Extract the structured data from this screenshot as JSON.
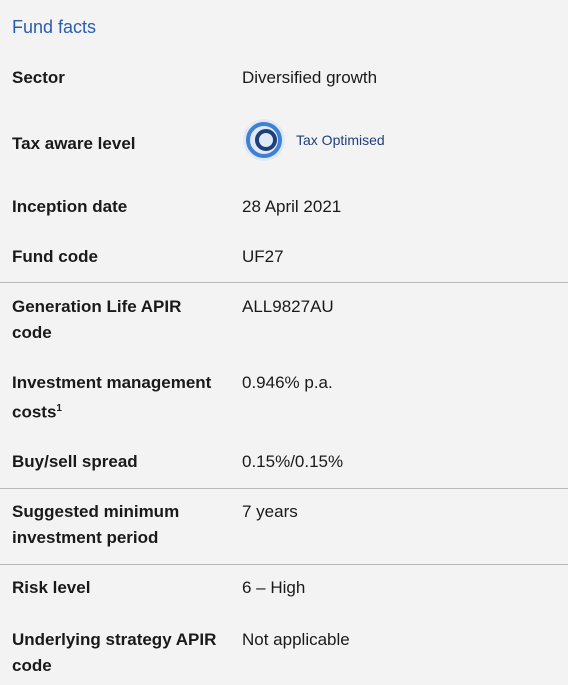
{
  "header": {
    "title": "Fund facts"
  },
  "rows": [
    {
      "label": "Sector",
      "value": "Diversified growth"
    },
    {
      "label": "Tax aware level",
      "value": "Tax Optimised"
    },
    {
      "label": "Inception date",
      "value": "28 April 2021"
    },
    {
      "label": "Fund code",
      "value": "UF27"
    },
    {
      "label": "Generation Life APIR code",
      "value": "ALL9827AU"
    },
    {
      "label": "Investment management costs",
      "footnote": "1",
      "value": "0.946% p.a."
    },
    {
      "label": "Buy/sell spread",
      "value": "0.15%/0.15%"
    },
    {
      "label": "Suggested minimum investment period",
      "value": "7 years"
    },
    {
      "label": "Risk level",
      "value": "6 – High"
    },
    {
      "label": "Underlying strategy APIR code",
      "value": "Not applicable"
    }
  ]
}
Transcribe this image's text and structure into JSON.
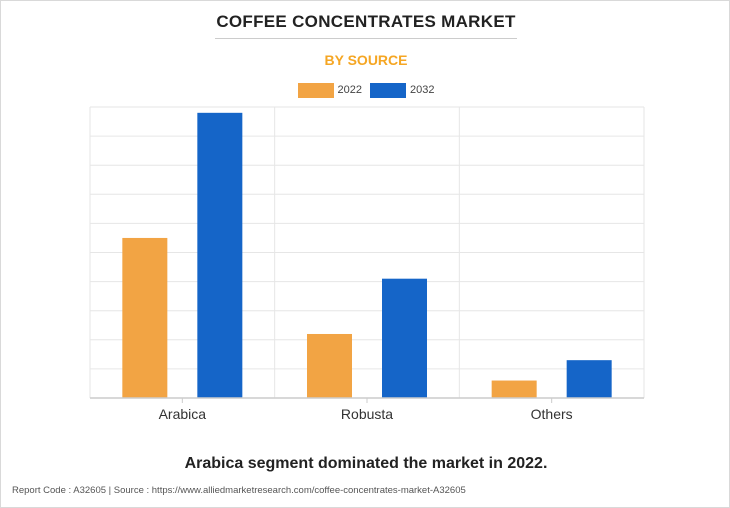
{
  "title": "COFFEE CONCENTRATES MARKET",
  "subtitle": "BY SOURCE",
  "caption": "Arabica segment dominated the market in 2022.",
  "footer": "Report Code : A32605  |  Source : https://www.alliedmarketresearch.com/coffee-concentrates-market-A32605",
  "colors": {
    "subtitle": "#f5a623",
    "series_2022": "#f2a444",
    "series_2032": "#1565c8",
    "grid": "#e6e6e6",
    "axis": "#cccccc"
  },
  "chart_data": {
    "type": "bar",
    "categories": [
      "Arabica",
      "Robusta",
      "Others"
    ],
    "series": [
      {
        "name": "2022",
        "values": [
          5.5,
          2.2,
          0.6
        ]
      },
      {
        "name": "2032",
        "values": [
          9.8,
          4.1,
          1.3
        ]
      }
    ],
    "ylim": [
      0,
      10
    ],
    "y_tick_step": 1,
    "y_tick_labels_shown": false,
    "grid": true,
    "legend": "top-center",
    "xlabel": "",
    "ylabel": ""
  }
}
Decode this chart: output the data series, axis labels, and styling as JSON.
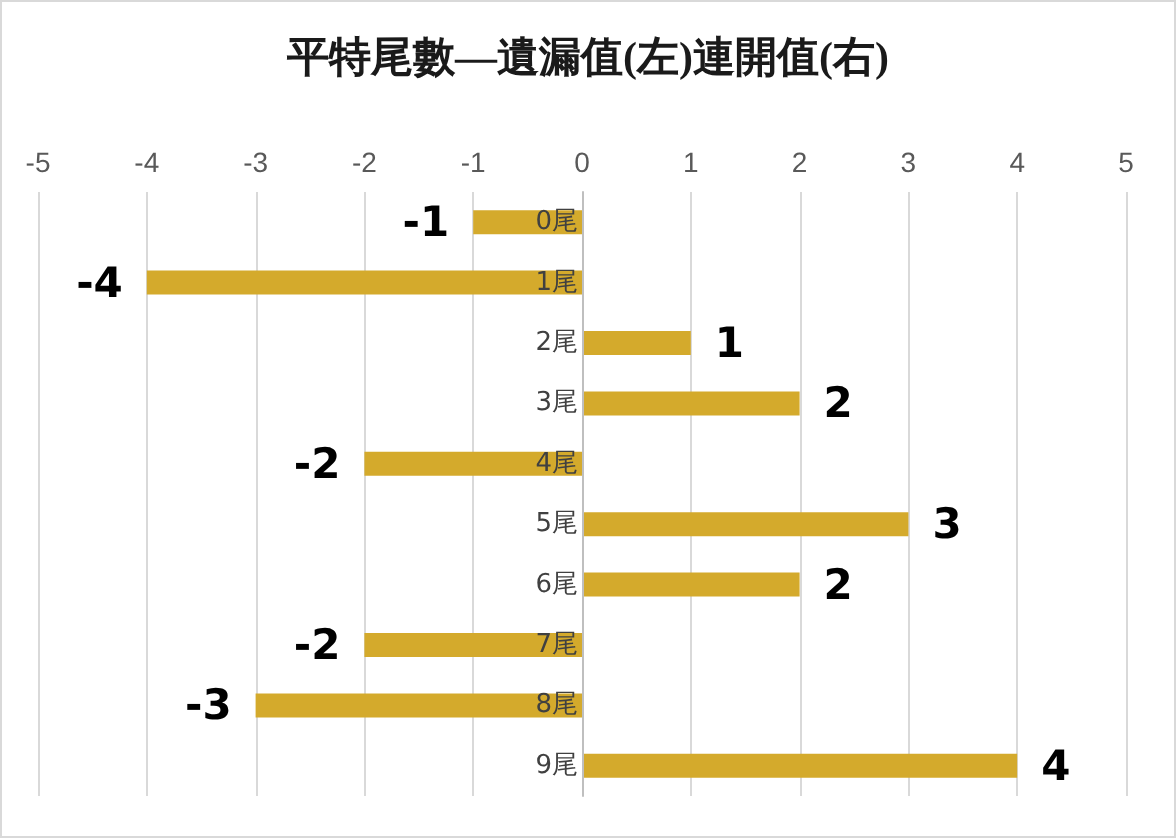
{
  "chart_data": {
    "type": "bar",
    "title": "平特尾數—遺漏值(左)連開值(右)",
    "orientation": "horizontal",
    "categories": [
      "0尾",
      "1尾",
      "2尾",
      "3尾",
      "4尾",
      "5尾",
      "6尾",
      "7尾",
      "8尾",
      "9尾"
    ],
    "values": [
      -1,
      -4,
      1,
      2,
      -2,
      3,
      2,
      -2,
      -3,
      4
    ],
    "color": "#d4aa2c",
    "xlim": [
      -5,
      5
    ],
    "xticks": [
      -5,
      -4,
      -3,
      -2,
      -1,
      0,
      1,
      2,
      3,
      4,
      5
    ],
    "grid": "x",
    "data_labels": true
  }
}
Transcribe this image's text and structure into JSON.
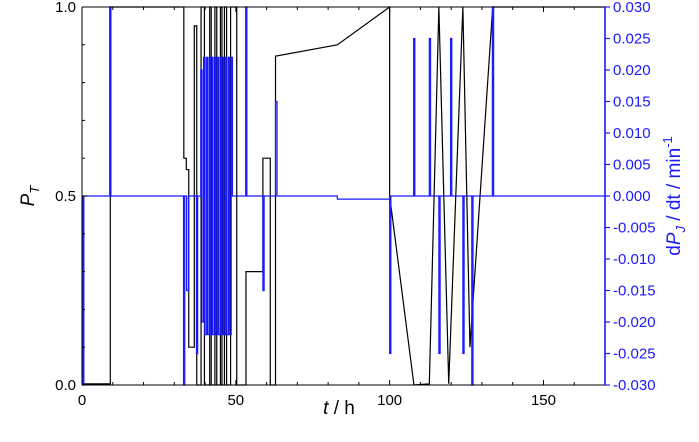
{
  "chart_data": {
    "type": "line",
    "xlabel": {
      "var": "t",
      "rest": " / h"
    },
    "ylabel_left": {
      "var": "P",
      "sub": "T"
    },
    "ylabel_right": {
      "pre": "d",
      "var": "P",
      "sub": "J",
      "rest": " / dt / min",
      "sup": "-1"
    },
    "xlim": [
      0,
      170
    ],
    "ylim_left": [
      0,
      1
    ],
    "ylim_right": [
      -0.03,
      0.03
    ],
    "x_ticks": [
      "0",
      "50",
      "100",
      "150"
    ],
    "y_ticks_left": [
      "0.0",
      "0.5",
      "1.0"
    ],
    "y_ticks_right": [
      "-0.030",
      "-0.025",
      "-0.020",
      "-0.015",
      "-0.010",
      "-0.005",
      "0.000",
      "0.005",
      "0.010",
      "0.015",
      "0.020",
      "0.025",
      "0.030"
    ],
    "colors": {
      "series_pt": "#000000",
      "series_dpj": "#1a1aff",
      "right_axis": "#1a1aff"
    },
    "series": [
      {
        "axis": "left",
        "x": [
          0,
          0.4,
          0.4,
          9.2,
          9.2,
          33.1,
          33.1,
          33.9,
          33.9,
          34.7,
          34.7,
          36.5,
          36.5,
          37.3,
          37.3,
          38.7,
          38.7,
          39.8,
          39.8,
          41.5,
          41.5,
          42.0,
          42.0,
          43.2,
          43.2,
          43.8,
          43.8,
          45.0,
          45.0,
          45.5,
          45.5,
          46.3,
          46.3,
          47.0,
          47.0,
          48.3,
          48.3,
          50.3,
          50.3,
          53.3,
          53.3,
          58.8,
          58.8,
          61.2,
          61.2,
          62.9,
          62.9,
          83.0,
          100.0,
          100.0,
          107.9,
          107.9,
          112.9,
          112.9,
          116.0,
          116.0,
          119.2,
          119.2,
          123.8,
          123.8,
          126.1,
          126.1,
          133.5,
          133.5,
          170
        ],
        "y": [
          0.0,
          0.0,
          0.003,
          0.003,
          1.0,
          1.0,
          0.6,
          0.6,
          0.57,
          0.57,
          0.1,
          0.1,
          0.95,
          0.95,
          0.0,
          0.0,
          1.0,
          1.0,
          0.0,
          0.0,
          1.0,
          1.0,
          0.0,
          0.0,
          1.0,
          1.0,
          0.0,
          0.0,
          1.0,
          1.0,
          0.0,
          0.0,
          1.0,
          1.0,
          0.0,
          0.0,
          1.0,
          1.0,
          0.0,
          0.0,
          0.3,
          0.3,
          0.6,
          0.6,
          0.0,
          0.0,
          0.87,
          0.9,
          1.0,
          0.5,
          0.0,
          0.0,
          0.003,
          0.003,
          1.0,
          1.0,
          0.003,
          0.003,
          1.0,
          1.0,
          0.1,
          0.1,
          1.0,
          1.0,
          1.0
        ]
      },
      {
        "axis": "right",
        "x": [
          0,
          0.3,
          0.3,
          0.6,
          0.6,
          9.0,
          9.0,
          9.4,
          9.4,
          33.0,
          33.0,
          33.4,
          33.4,
          34.0,
          34.0,
          34.6,
          34.6,
          37.2,
          37.2,
          37.6,
          37.6,
          38.6,
          38.6,
          39.0,
          39.0,
          39.5,
          39.5,
          39.9,
          39.9,
          40.4,
          40.4,
          40.8,
          40.8,
          41.3,
          41.3,
          41.7,
          41.7,
          42.2,
          42.2,
          42.6,
          42.6,
          43.1,
          43.1,
          43.5,
          43.5,
          44.0,
          44.0,
          44.4,
          44.4,
          44.9,
          44.9,
          45.3,
          45.3,
          45.8,
          45.8,
          46.2,
          46.2,
          46.7,
          46.7,
          47.1,
          47.1,
          47.6,
          47.6,
          48.0,
          48.0,
          48.5,
          48.5,
          48.9,
          48.9,
          53.2,
          53.2,
          53.6,
          53.6,
          58.8,
          58.8,
          59.2,
          59.2,
          62.9,
          62.9,
          63.4,
          63.4,
          83.0,
          83.0,
          100.0,
          100.0,
          100.4,
          100.4,
          107.8,
          107.8,
          108.2,
          108.2,
          112.9,
          112.9,
          113.3,
          113.3,
          116.0,
          116.0,
          116.4,
          116.4,
          119.8,
          119.8,
          120.2,
          120.2,
          123.8,
          123.8,
          124.2,
          124.2,
          126.7,
          126.7,
          127.1,
          127.1,
          133.4,
          133.4,
          133.8,
          133.8,
          170
        ],
        "y": [
          0,
          0,
          -0.03,
          -0.03,
          0,
          0,
          0.03,
          0.03,
          0,
          0,
          -0.03,
          -0.03,
          0,
          0,
          -0.015,
          -0.015,
          0,
          0,
          -0.025,
          -0.025,
          0,
          0,
          0.02,
          0.02,
          -0.02,
          -0.02,
          0.022,
          0.022,
          -0.022,
          -0.022,
          0.022,
          0.022,
          -0.022,
          -0.022,
          0.022,
          0.022,
          -0.022,
          -0.022,
          0.022,
          0.022,
          -0.022,
          -0.022,
          0.022,
          0.022,
          -0.022,
          -0.022,
          0.022,
          0.022,
          -0.022,
          -0.022,
          0.022,
          0.022,
          -0.022,
          -0.022,
          0.022,
          0.022,
          -0.022,
          -0.022,
          0.022,
          0.022,
          -0.022,
          -0.022,
          0.022,
          0.022,
          -0.022,
          -0.022,
          0.022,
          0.022,
          0,
          0,
          0.03,
          0.03,
          0,
          0,
          -0.015,
          -0.015,
          0,
          0,
          0.015,
          0.015,
          0,
          0,
          -0.0005,
          -0.0005,
          -0.025,
          -0.025,
          0,
          0,
          0.025,
          0.025,
          0,
          0,
          0.025,
          0.025,
          0,
          0,
          -0.025,
          -0.025,
          0,
          0,
          0.025,
          0.025,
          0,
          0,
          -0.025,
          -0.025,
          0,
          0,
          -0.03,
          -0.03,
          0,
          0,
          0.03,
          0.03,
          0,
          0
        ]
      }
    ]
  }
}
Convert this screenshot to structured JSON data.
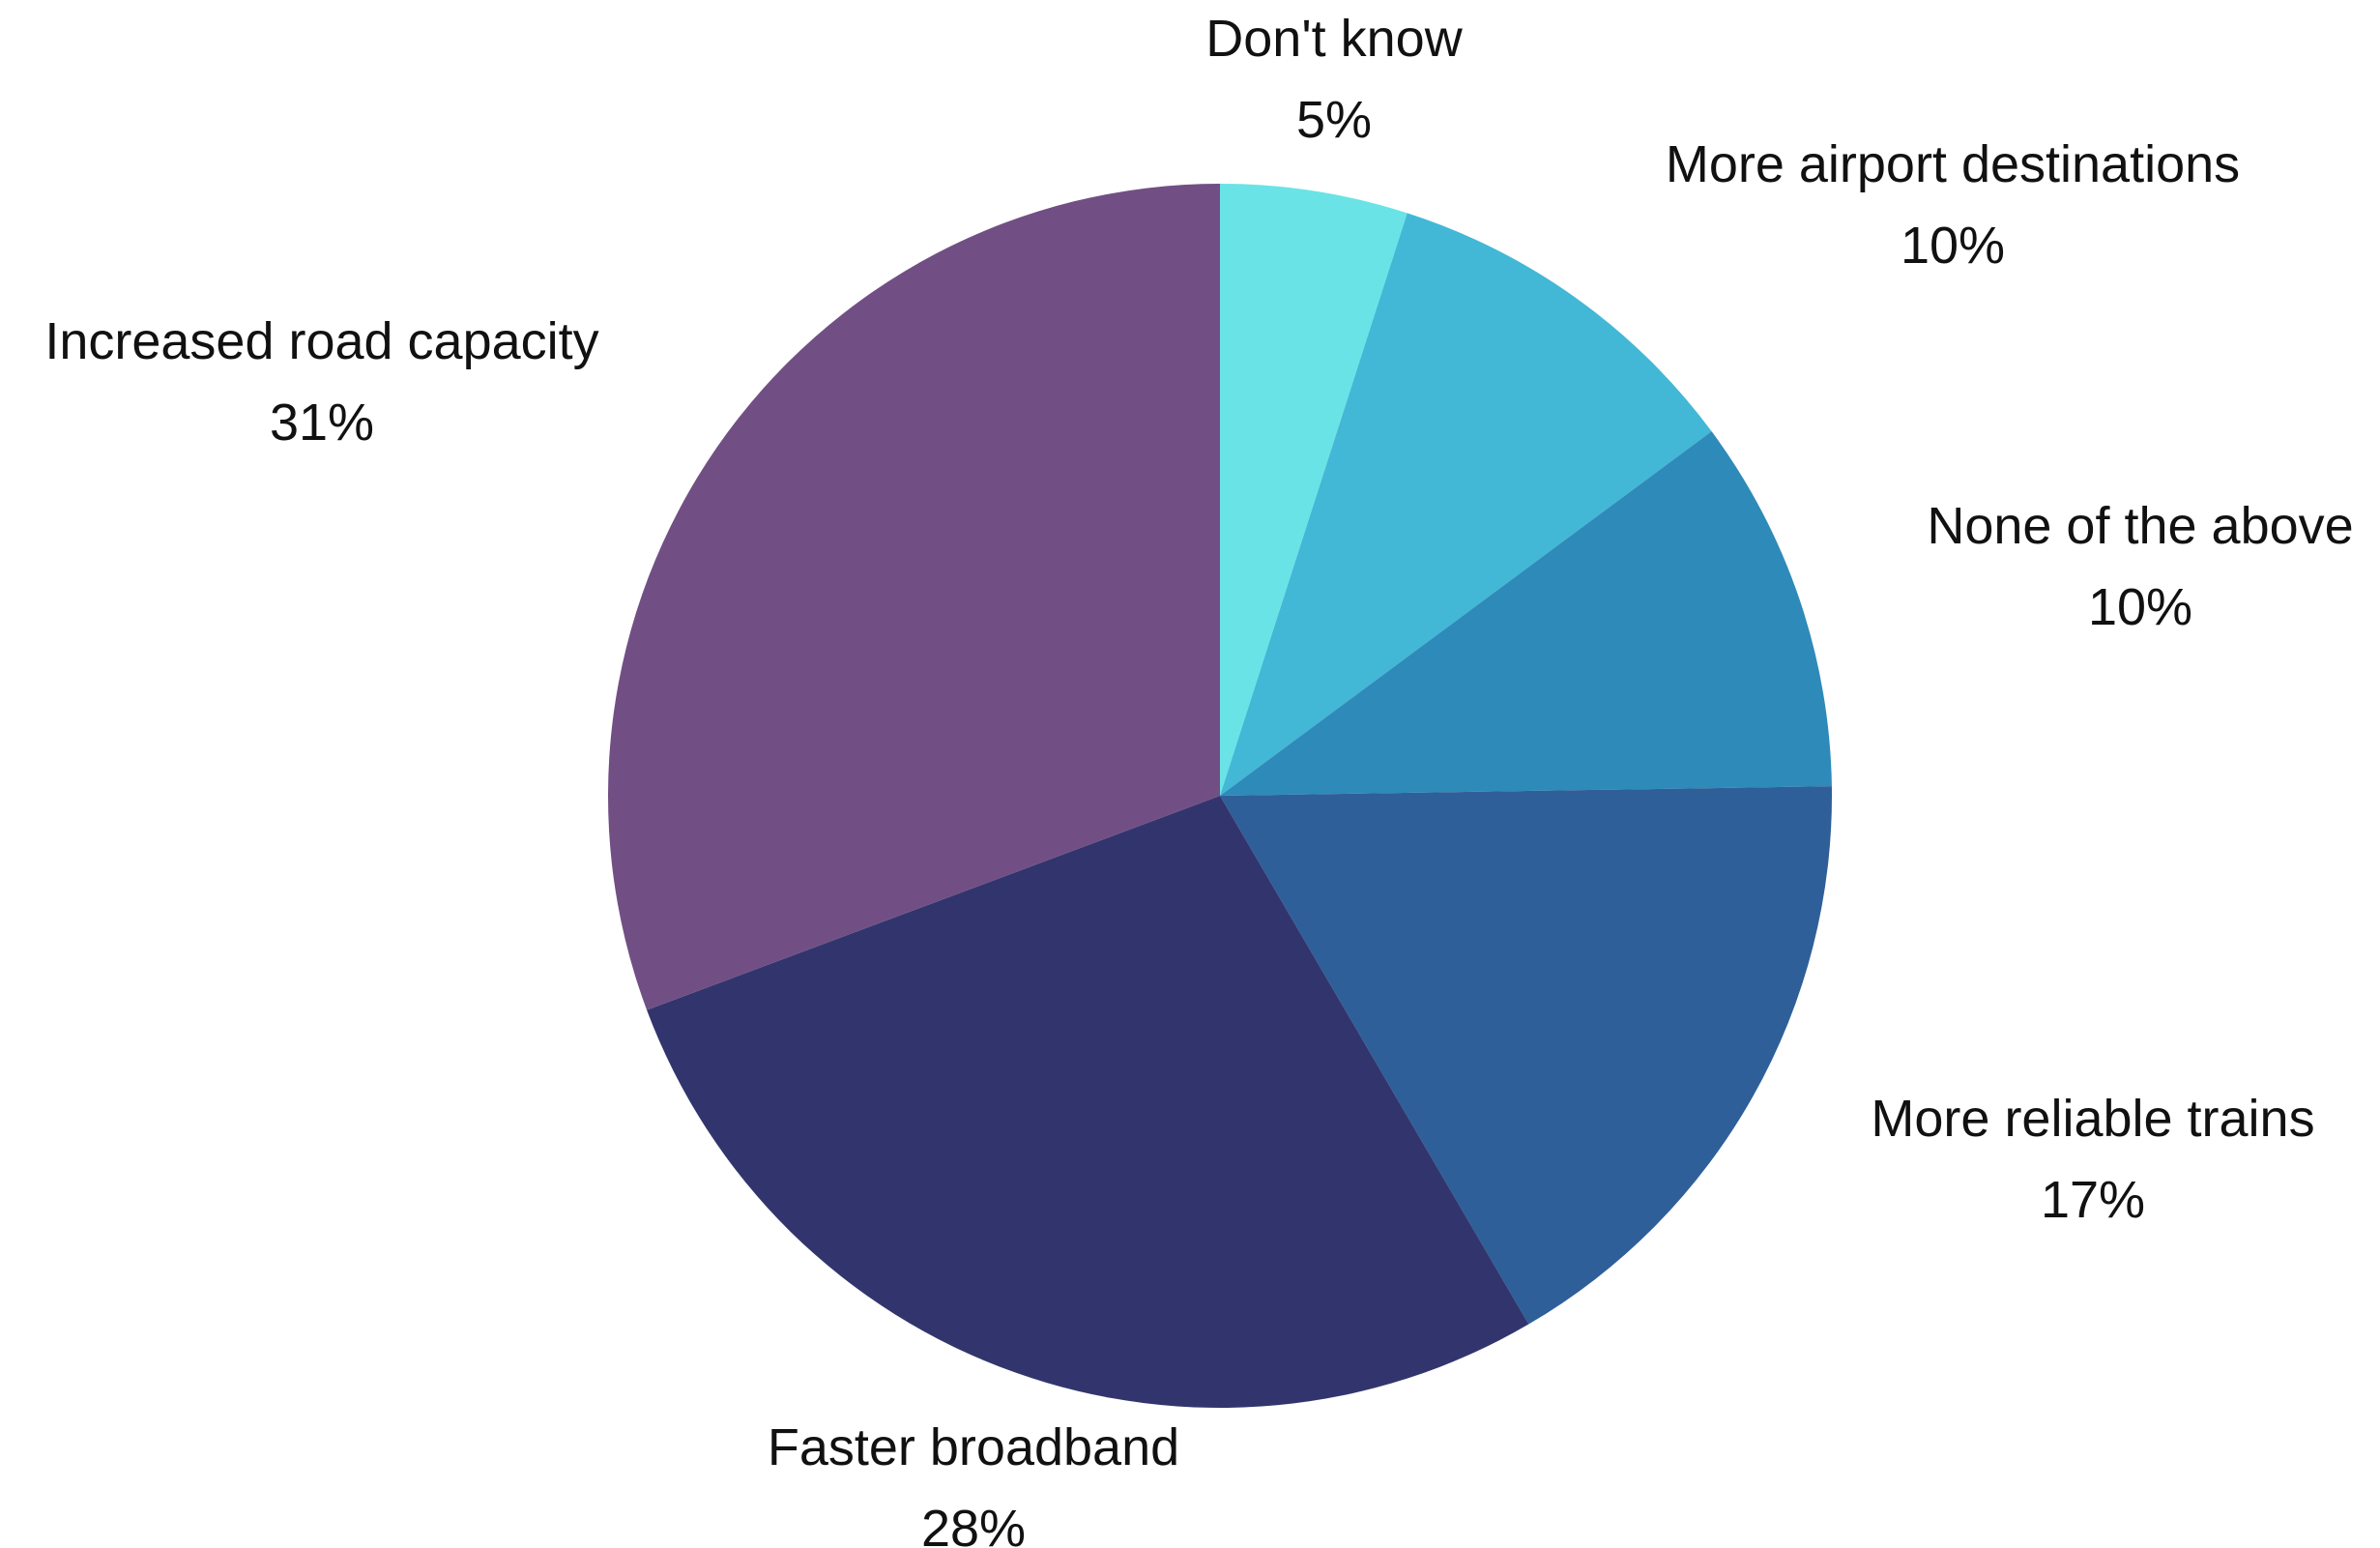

....

▶ **Exercise**: Reply with the number of lines in the material above that contain "structured", and nothing more.

▶ **Problem solution**: 2